(WORK TO DO): Present the records as a Markdown table, starting at the line that contains "series-line-uz <box>65 85 623 106</box>" and ending at the line that contains "y-right-tick-label: -1.5 <box>630". Use a column No. for the row number and a column Entry for the line, omit blank lines, and include nothing outside that span.
*-*-*
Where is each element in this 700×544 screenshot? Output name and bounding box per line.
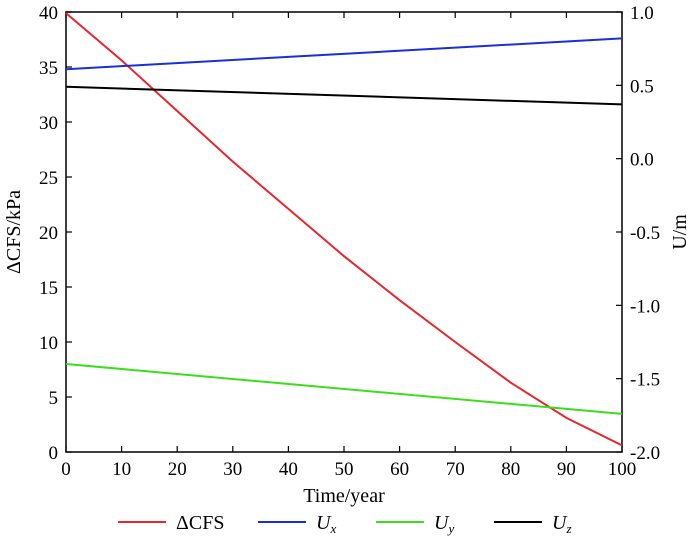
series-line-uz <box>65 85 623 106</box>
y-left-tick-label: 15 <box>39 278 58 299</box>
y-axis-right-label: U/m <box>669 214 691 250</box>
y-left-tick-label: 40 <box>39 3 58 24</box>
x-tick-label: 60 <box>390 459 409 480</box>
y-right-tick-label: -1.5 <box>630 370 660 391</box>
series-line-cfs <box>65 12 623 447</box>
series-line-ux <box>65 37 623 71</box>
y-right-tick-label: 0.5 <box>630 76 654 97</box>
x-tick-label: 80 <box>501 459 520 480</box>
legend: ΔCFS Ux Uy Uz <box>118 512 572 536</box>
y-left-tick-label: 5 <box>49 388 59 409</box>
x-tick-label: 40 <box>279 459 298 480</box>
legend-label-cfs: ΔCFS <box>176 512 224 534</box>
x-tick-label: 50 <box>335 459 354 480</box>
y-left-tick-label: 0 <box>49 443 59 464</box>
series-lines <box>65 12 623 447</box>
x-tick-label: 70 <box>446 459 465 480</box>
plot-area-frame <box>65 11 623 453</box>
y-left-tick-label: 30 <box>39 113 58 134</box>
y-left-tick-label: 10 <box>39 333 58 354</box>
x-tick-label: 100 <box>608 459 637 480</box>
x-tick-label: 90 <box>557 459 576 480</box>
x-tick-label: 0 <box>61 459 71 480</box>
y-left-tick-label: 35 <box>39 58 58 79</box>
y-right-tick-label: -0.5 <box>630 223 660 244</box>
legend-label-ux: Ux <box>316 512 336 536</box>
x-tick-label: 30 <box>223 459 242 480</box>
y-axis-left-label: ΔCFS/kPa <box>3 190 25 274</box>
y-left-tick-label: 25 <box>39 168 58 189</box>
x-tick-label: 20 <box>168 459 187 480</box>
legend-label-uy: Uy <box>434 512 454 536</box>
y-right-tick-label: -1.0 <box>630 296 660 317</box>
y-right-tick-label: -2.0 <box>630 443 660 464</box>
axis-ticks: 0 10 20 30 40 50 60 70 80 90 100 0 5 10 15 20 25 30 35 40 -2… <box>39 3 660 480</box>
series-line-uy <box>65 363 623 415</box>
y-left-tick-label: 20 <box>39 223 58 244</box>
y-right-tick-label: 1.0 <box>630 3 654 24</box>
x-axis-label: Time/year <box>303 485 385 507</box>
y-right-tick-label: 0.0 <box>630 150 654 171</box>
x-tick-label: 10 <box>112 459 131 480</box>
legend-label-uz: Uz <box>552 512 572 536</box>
*-*-*
(COMPLETED EXERCISE):
| No. | Entry |
|---|---|
| 1 | series-line-uz <box>65 85 623 106</box> |
| 2 | y-left-tick-label: 15 <box>39 278 58 299</box> |
| 3 | y-axis-right-label: U/m <box>669 214 691 250</box> |
| 4 | y-left-tick-label: 40 <box>39 3 58 24</box> |
| 5 | x-tick-label: 60 <box>390 459 409 480</box> |
| 6 | y-right-tick-label: -1.5 <box>630 370 660 391</box> |